EXERCISE TASK.
Reproduce the items below word for word, from the first line through the line containing "paragraph-inspection-coupons: Texnik ko’rikdan", both ends included.

RECORDS FOR THIS TASK.
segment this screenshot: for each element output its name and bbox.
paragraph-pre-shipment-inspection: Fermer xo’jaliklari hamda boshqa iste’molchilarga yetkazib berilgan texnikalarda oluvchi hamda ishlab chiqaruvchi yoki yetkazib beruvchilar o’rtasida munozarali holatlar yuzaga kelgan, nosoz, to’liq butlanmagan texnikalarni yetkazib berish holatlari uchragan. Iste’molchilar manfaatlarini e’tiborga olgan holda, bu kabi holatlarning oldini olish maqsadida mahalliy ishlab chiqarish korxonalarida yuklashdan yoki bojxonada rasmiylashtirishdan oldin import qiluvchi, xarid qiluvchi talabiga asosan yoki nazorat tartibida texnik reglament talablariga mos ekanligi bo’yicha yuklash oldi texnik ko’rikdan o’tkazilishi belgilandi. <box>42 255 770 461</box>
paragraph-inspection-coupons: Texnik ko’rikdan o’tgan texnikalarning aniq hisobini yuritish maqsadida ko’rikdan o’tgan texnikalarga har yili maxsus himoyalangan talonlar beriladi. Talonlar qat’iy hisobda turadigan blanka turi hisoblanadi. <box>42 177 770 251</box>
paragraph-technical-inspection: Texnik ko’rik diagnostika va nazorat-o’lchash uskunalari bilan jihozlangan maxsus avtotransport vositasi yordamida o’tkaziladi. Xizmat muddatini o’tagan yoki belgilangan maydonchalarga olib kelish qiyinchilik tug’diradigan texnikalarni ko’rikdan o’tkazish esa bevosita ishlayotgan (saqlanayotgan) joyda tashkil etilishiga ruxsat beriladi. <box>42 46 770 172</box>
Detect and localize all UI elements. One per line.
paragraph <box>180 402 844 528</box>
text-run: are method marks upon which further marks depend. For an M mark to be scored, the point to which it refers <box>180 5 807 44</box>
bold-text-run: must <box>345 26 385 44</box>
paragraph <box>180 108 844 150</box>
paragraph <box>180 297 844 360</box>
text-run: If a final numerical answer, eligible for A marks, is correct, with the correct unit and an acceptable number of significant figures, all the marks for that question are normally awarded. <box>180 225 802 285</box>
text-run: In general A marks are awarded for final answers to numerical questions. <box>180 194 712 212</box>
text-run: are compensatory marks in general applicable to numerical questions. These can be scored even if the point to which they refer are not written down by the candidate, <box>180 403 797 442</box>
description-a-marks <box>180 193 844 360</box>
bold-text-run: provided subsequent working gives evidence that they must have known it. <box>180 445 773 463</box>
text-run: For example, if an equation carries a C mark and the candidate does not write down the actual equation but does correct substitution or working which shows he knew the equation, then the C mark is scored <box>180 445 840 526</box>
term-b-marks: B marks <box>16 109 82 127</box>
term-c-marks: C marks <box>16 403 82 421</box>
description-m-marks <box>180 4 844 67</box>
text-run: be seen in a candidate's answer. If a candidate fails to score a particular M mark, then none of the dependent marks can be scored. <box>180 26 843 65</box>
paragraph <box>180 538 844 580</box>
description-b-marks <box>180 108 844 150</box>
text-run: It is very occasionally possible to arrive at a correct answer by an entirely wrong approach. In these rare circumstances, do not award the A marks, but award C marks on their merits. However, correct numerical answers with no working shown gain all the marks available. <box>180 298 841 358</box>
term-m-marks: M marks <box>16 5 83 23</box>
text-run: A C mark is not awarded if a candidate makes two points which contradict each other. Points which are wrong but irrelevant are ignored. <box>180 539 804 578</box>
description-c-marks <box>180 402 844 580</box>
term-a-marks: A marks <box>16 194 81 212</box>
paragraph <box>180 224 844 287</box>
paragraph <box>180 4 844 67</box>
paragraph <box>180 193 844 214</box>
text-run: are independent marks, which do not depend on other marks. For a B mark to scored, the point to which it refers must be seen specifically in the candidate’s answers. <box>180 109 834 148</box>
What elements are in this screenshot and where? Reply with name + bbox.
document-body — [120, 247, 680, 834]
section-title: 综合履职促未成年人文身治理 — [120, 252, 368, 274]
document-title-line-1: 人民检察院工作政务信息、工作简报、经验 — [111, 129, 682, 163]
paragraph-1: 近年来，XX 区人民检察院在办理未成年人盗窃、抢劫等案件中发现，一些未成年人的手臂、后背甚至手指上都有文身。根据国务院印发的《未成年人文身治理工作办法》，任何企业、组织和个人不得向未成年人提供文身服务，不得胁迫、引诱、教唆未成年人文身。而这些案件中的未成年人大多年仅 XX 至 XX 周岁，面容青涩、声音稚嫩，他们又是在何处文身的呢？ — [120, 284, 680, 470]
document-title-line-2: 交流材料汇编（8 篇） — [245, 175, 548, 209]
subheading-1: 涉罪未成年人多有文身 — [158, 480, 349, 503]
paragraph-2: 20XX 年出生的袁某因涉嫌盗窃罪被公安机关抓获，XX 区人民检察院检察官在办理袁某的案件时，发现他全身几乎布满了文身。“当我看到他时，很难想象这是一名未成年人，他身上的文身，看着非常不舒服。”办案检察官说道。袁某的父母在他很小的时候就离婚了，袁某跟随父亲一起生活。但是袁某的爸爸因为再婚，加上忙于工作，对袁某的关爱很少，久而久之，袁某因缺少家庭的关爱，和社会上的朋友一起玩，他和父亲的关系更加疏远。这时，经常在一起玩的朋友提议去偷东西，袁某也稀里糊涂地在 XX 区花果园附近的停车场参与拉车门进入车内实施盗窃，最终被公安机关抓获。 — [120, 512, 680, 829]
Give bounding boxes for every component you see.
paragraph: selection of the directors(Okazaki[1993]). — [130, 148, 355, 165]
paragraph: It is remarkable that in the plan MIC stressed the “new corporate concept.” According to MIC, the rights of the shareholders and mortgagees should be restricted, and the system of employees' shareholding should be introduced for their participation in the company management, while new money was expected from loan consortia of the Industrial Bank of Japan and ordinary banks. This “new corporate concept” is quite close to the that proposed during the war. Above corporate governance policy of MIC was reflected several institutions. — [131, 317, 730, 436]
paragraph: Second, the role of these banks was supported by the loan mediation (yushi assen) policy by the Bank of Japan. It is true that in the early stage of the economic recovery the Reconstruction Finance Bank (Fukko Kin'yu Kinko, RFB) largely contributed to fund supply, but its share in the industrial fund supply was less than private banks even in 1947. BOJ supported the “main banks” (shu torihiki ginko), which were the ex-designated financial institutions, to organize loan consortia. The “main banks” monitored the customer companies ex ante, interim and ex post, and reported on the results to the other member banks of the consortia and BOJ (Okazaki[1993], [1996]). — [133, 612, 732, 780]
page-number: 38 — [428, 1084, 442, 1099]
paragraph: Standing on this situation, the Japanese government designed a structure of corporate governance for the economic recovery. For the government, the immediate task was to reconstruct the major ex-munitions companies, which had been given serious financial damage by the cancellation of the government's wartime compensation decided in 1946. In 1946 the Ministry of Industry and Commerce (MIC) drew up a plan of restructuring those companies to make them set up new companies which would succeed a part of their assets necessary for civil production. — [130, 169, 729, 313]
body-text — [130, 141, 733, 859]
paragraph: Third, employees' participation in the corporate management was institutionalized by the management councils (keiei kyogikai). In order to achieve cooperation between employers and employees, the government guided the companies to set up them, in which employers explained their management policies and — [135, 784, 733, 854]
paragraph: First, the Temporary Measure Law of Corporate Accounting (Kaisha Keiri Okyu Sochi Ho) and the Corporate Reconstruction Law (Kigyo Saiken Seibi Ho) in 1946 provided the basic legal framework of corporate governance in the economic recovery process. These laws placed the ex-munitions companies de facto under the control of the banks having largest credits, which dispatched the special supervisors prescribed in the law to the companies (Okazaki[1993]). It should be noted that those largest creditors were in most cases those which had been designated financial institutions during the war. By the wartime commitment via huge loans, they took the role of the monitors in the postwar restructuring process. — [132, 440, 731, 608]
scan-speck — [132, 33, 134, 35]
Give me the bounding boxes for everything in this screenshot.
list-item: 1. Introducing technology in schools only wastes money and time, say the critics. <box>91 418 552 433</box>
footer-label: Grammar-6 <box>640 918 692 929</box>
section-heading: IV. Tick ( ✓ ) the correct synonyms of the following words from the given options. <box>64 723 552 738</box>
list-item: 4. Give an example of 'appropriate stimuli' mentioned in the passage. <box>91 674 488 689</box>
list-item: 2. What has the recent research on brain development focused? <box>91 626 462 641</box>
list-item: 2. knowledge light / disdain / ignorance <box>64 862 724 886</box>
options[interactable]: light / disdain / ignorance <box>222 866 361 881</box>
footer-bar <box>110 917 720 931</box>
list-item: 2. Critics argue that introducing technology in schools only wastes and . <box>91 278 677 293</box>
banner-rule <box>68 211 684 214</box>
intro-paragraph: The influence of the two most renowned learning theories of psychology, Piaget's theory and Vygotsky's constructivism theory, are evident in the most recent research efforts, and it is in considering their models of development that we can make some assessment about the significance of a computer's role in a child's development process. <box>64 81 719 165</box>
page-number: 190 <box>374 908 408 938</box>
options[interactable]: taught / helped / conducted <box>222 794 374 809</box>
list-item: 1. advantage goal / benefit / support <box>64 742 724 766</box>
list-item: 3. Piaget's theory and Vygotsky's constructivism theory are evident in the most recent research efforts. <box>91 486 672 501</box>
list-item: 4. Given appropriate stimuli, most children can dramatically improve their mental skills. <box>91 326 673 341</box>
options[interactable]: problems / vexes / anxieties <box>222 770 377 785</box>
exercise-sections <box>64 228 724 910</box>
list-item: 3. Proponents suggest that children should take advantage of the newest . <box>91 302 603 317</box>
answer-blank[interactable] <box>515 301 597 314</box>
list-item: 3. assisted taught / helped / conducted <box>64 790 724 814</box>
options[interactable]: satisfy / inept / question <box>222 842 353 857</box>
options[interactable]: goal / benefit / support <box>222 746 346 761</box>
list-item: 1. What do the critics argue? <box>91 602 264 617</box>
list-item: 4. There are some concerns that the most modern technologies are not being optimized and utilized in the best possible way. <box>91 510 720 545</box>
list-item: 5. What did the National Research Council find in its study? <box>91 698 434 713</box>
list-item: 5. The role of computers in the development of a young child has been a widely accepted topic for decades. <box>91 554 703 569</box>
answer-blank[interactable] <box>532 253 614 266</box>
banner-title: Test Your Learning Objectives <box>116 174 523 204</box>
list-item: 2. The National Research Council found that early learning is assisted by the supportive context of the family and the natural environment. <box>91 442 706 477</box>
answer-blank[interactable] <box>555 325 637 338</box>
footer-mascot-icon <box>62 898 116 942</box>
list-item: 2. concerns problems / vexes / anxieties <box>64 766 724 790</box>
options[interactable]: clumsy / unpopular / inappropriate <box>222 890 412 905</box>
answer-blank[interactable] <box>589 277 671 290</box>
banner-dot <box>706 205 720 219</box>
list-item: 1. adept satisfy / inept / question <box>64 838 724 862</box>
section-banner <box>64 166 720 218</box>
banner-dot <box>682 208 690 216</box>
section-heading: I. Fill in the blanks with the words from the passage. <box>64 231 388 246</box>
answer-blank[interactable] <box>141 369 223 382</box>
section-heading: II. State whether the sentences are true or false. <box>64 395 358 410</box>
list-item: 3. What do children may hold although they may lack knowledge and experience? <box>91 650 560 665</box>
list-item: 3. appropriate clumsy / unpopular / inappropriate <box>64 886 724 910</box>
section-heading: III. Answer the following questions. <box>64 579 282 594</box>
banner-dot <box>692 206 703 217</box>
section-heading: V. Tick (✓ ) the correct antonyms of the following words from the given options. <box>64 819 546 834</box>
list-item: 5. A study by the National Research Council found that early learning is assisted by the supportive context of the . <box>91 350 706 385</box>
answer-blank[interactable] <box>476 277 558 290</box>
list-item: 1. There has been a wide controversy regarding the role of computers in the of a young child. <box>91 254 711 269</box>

RESPONSE TO THE EXERCISE.
segment this screenshot: for each element output its name and bbox.
paragraph-pre-shipment-inspection: Fermer xo’jaliklari hamda boshqa iste’molchilarga yetkazib berilgan texnikalarda oluvchi hamda ishlab chiqaruvchi yoki yetkazib beruvchilar o’rtasida munozarali holatlar yuzaga kelgan, nosoz, to’liq butlanmagan texnikalarni yetkazib berish holatlari uchragan. Iste’molchilar manfaatlarini e’tiborga olgan holda, bu kabi holatlarning oldini olish maqsadida mahalliy ishlab chiqarish korxonalarida yuklashdan yoki bojxonada rasmiylashtirishdan oldin import qiluvchi, xarid qiluvchi talabiga asosan yoki nazorat tartibida texnik reglament talablariga mos ekanligi bo’yicha yuklash oldi texnik ko’rikdan o’tkazilishi belgilandi. <box>42 255 770 461</box>
paragraph-inspection-coupons: Texnik ko’rikdan o’tgan texnikalarning aniq hisobini yuritish maqsadida ko’rikdan o’tgan texnikalarga har yili maxsus himoyalangan talonlar beriladi. Talonlar qat’iy hisobda turadigan blanka turi hisoblanadi. <box>42 177 770 251</box>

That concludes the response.